Search the records for "threshold". Copy every line where it appears.

--- START ---

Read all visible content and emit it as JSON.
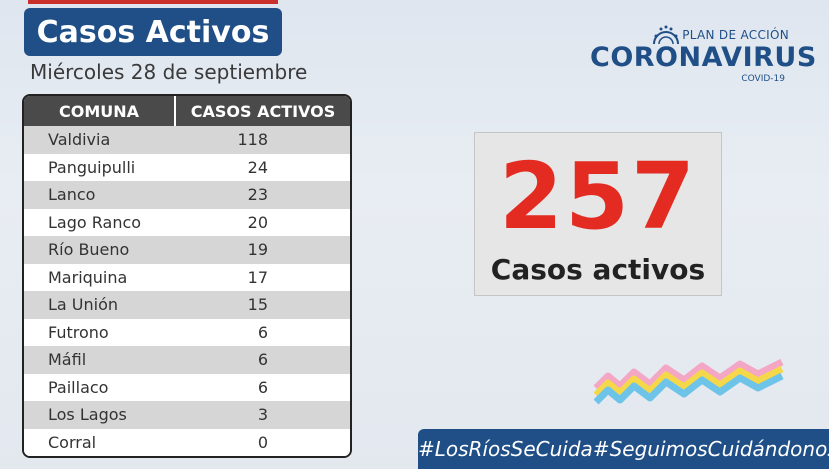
{
  "header": {
    "title": "Casos Activos",
    "date": "Miércoles 28 de septiembre"
  },
  "table": {
    "columns": [
      "COMUNA",
      "CASOS ACTIVOS"
    ],
    "rows": [
      {
        "comuna": "Valdivia",
        "casos": "118"
      },
      {
        "comuna": "Panguipulli",
        "casos": "24"
      },
      {
        "comuna": "Lanco",
        "casos": "23"
      },
      {
        "comuna": "Lago Ranco",
        "casos": "20"
      },
      {
        "comuna": "Río Bueno",
        "casos": "19"
      },
      {
        "comuna": "Mariquina",
        "casos": "17"
      },
      {
        "comuna": "La Unión",
        "casos": "15"
      },
      {
        "comuna": "Futrono",
        "casos": "6"
      },
      {
        "comuna": "Máfil",
        "casos": "6"
      },
      {
        "comuna": "Paillaco",
        "casos": "6"
      },
      {
        "comuna": "Los Lagos",
        "casos": "3"
      },
      {
        "comuna": "Corral",
        "casos": "0"
      }
    ]
  },
  "logo": {
    "plan": "PLAN DE ACCIÓN",
    "name": "CORONAVIRUS",
    "sub": "COVID-19"
  },
  "total": {
    "value": "257",
    "label": "Casos activos"
  },
  "hashtags": [
    "#LosRíosSeCuida",
    "#SeguimosCuidándonos"
  ],
  "colors": {
    "navy": "#1f4f86",
    "red": "#e32b22",
    "header_gray": "#4a4a4a"
  }
}
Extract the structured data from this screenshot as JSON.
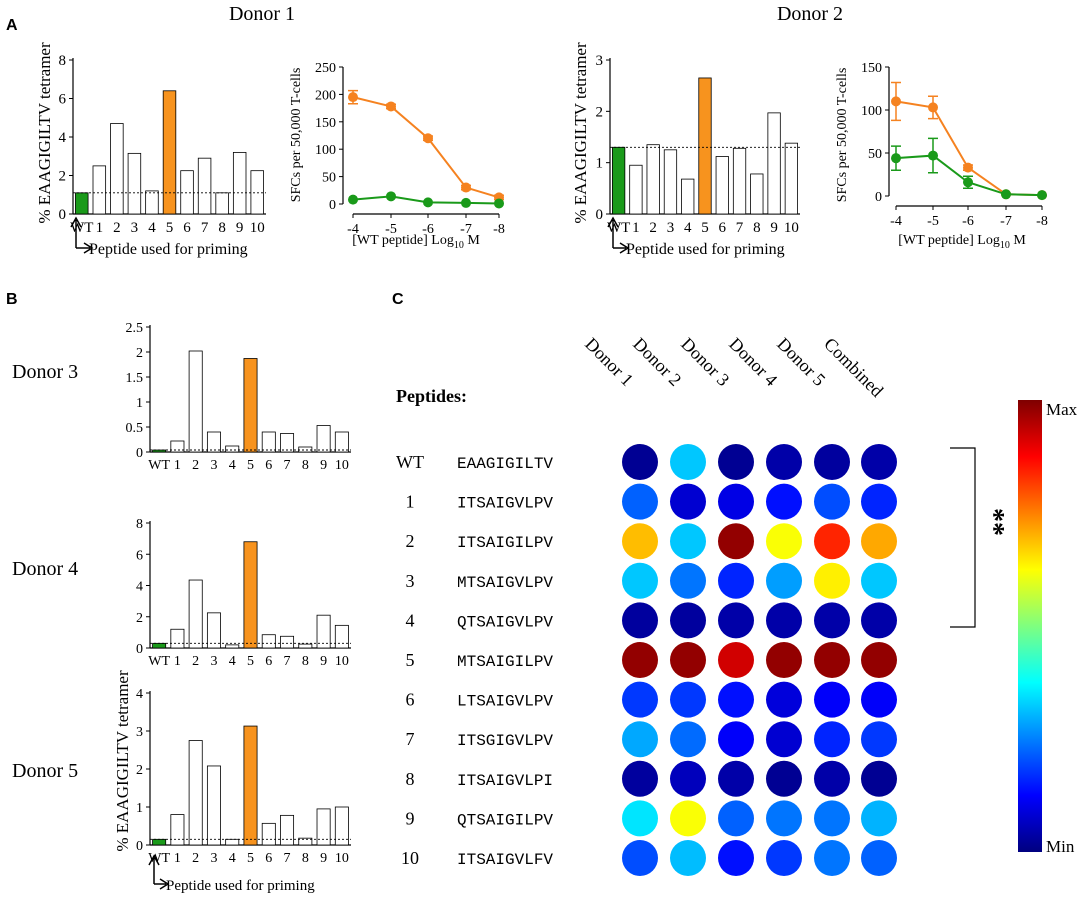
{
  "figure": {
    "panel_labels": {
      "A": "A",
      "B": "B",
      "C": "C"
    },
    "x_caption": "Peptide used for priming",
    "y_caption_bar": "% EAAGIGILTV tetramer",
    "y_caption_line": "SFCs per 50,000 T-cells",
    "x_caption_line": "[WT peptide] Log",
    "x_caption_line_sub": "10",
    "x_caption_line_unit": " M",
    "peptides_title": "Peptides:",
    "heat_max_label": "Max",
    "heat_min_label": "Min",
    "significance": "**"
  },
  "colors": {
    "wt_green": "#1a9a1a",
    "pep5_orange": "#f7931e",
    "line_orange": "#f58220",
    "line_green": "#1a9a1a"
  },
  "chart_data": [
    {
      "type": "bar",
      "panel": "A",
      "title": "Donor 1",
      "categories": [
        "WT",
        "1",
        "2",
        "3",
        "4",
        "5",
        "6",
        "7",
        "8",
        "9",
        "10"
      ],
      "values": [
        1.1,
        2.5,
        4.7,
        3.15,
        1.2,
        6.4,
        2.25,
        2.9,
        1.1,
        3.2,
        2.25
      ],
      "ylim": [
        0,
        8
      ],
      "yticks": [
        "0",
        "2",
        "4",
        "6",
        "8"
      ],
      "threshold": 1.1,
      "xlabel": "Peptide used for priming",
      "ylabel": "% EAAGIGILTV tetramer"
    },
    {
      "type": "line",
      "panel": "A",
      "x": [
        -4,
        -5,
        -6,
        -7,
        -8
      ],
      "xticks": [
        "-4",
        "-5",
        "-6",
        "-7",
        "-8"
      ],
      "ylim": [
        0,
        250
      ],
      "yticks": [
        "0",
        "50",
        "100",
        "150",
        "200",
        "250"
      ],
      "series": [
        {
          "name": "orange",
          "values": [
            195,
            178,
            120,
            30,
            12
          ],
          "errors": [
            12,
            4,
            4,
            4,
            4
          ]
        },
        {
          "name": "green",
          "values": [
            8,
            14,
            3,
            2,
            1
          ],
          "errors": [
            2,
            2,
            1,
            1,
            1
          ]
        }
      ],
      "xlabel": "[WT peptide] Log10 M",
      "ylabel": "SFCs per 50,000 T-cells"
    },
    {
      "type": "bar",
      "panel": "A",
      "title": "Donor 2",
      "categories": [
        "WT",
        "1",
        "2",
        "3",
        "4",
        "5",
        "6",
        "7",
        "8",
        "9",
        "10"
      ],
      "values": [
        1.3,
        0.95,
        1.35,
        1.25,
        0.68,
        2.65,
        1.12,
        1.28,
        0.78,
        1.97,
        1.38
      ],
      "ylim": [
        0,
        3
      ],
      "yticks": [
        "0",
        "1",
        "2",
        "3"
      ],
      "threshold": 1.3,
      "xlabel": "Peptide used for priming",
      "ylabel": "% EAAGIGILTV tetramer"
    },
    {
      "type": "line",
      "panel": "A",
      "x": [
        -4,
        -5,
        -6,
        -7,
        -8
      ],
      "xticks": [
        "-4",
        "-5",
        "-6",
        "-7",
        "-8"
      ],
      "ylim": [
        0,
        150
      ],
      "yticks": [
        "0",
        "50",
        "100",
        "150"
      ],
      "series": [
        {
          "name": "orange",
          "values": [
            110,
            103,
            33,
            2,
            1
          ],
          "errors": [
            22,
            13,
            3,
            1,
            1
          ]
        },
        {
          "name": "green",
          "values": [
            44,
            47,
            16,
            2,
            1
          ],
          "errors": [
            14,
            20,
            7,
            1,
            1
          ]
        }
      ],
      "xlabel": "[WT peptide] Log10 M",
      "ylabel": "SFCs per 50,000 T-cells"
    },
    {
      "type": "bar",
      "panel": "B",
      "title": "Donor 3",
      "categories": [
        "WT",
        "1",
        "2",
        "3",
        "4",
        "5",
        "6",
        "7",
        "8",
        "9",
        "10"
      ],
      "values": [
        0.04,
        0.22,
        2.02,
        0.4,
        0.12,
        1.87,
        0.4,
        0.37,
        0.1,
        0.53,
        0.4
      ],
      "ylim": [
        0,
        2.5
      ],
      "yticks": [
        "0",
        "0.5",
        "1",
        "1.5",
        "2",
        "2.5"
      ],
      "threshold": 0.04
    },
    {
      "type": "bar",
      "panel": "B",
      "title": "Donor 4",
      "categories": [
        "WT",
        "1",
        "2",
        "3",
        "4",
        "5",
        "6",
        "7",
        "8",
        "9",
        "10"
      ],
      "values": [
        0.3,
        1.2,
        4.35,
        2.25,
        0.2,
        6.8,
        0.85,
        0.75,
        0.25,
        2.1,
        1.45
      ],
      "ylim": [
        0,
        8
      ],
      "yticks": [
        "0",
        "2",
        "4",
        "6",
        "8"
      ],
      "threshold": 0.3
    },
    {
      "type": "bar",
      "panel": "B",
      "title": "Donor 5",
      "categories": [
        "WT",
        "1",
        "2",
        "3",
        "4",
        "5",
        "6",
        "7",
        "8",
        "9",
        "10"
      ],
      "values": [
        0.15,
        0.8,
        2.75,
        2.08,
        0.15,
        3.13,
        0.57,
        0.78,
        0.18,
        0.95,
        1.0
      ],
      "ylim": [
        0,
        4
      ],
      "yticks": [
        "0",
        "1",
        "2",
        "3",
        "4"
      ],
      "threshold": 0.15,
      "xlabel": "Peptide used for priming",
      "ylabel": "% EAAGIGILTV tetramer"
    },
    {
      "type": "heatmap",
      "panel": "C",
      "columns": [
        "Donor 1",
        "Donor 2",
        "Donor 3",
        "Donor 4",
        "Donor 5",
        "Combined"
      ],
      "rows": [
        {
          "id": "WT",
          "sequence": "EAAGIGILTV",
          "color": "green",
          "values": [
            0.02,
            0.32,
            0.02,
            0.04,
            0.03,
            0.04
          ]
        },
        {
          "id": "1",
          "sequence": "ITSAIGVLPV",
          "color": "black",
          "values": [
            0.22,
            0.08,
            0.1,
            0.14,
            0.2,
            0.16
          ]
        },
        {
          "id": "2",
          "sequence": "ITSAIGILPV",
          "color": "black",
          "values": [
            0.69,
            0.32,
            0.98,
            0.62,
            0.84,
            0.71
          ]
        },
        {
          "id": "3",
          "sequence": "MTSAIGVLPV",
          "color": "black",
          "values": [
            0.32,
            0.24,
            0.16,
            0.28,
            0.64,
            0.32
          ]
        },
        {
          "id": "4",
          "sequence": "QTSAIGVLPV",
          "color": "black",
          "values": [
            0.03,
            0.03,
            0.04,
            0.04,
            0.04,
            0.04
          ]
        },
        {
          "id": "5",
          "sequence": "MTSAIGILPV",
          "color": "orange",
          "values": [
            0.98,
            0.98,
            0.92,
            0.98,
            0.98,
            0.98
          ]
        },
        {
          "id": "6",
          "sequence": "LTSAIGVLPV",
          "color": "black",
          "values": [
            0.18,
            0.18,
            0.14,
            0.09,
            0.12,
            0.12
          ]
        },
        {
          "id": "7",
          "sequence": "ITSGIGVLPV",
          "color": "black",
          "values": [
            0.29,
            0.23,
            0.12,
            0.08,
            0.16,
            0.18
          ]
        },
        {
          "id": "8",
          "sequence": "ITSAIGVLPI",
          "color": "black",
          "values": [
            0.03,
            0.06,
            0.04,
            0.02,
            0.04,
            0.02
          ]
        },
        {
          "id": "9",
          "sequence": "QTSAIGILPV",
          "color": "black",
          "values": [
            0.35,
            0.62,
            0.22,
            0.24,
            0.24,
            0.3
          ]
        },
        {
          "id": "10",
          "sequence": "ITSAIGVLFV",
          "color": "black",
          "values": [
            0.2,
            0.31,
            0.14,
            0.18,
            0.24,
            0.22
          ]
        }
      ],
      "scale": {
        "max_label": "Max",
        "min_label": "Min",
        "colormap": "jet"
      }
    }
  ]
}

--- END ---

**Answer area:**
      "threshold": 1.1,
      "threshold": 1.3,
      "threshold": 0.04
      "threshold": 0.3
      "threshold": 0.15,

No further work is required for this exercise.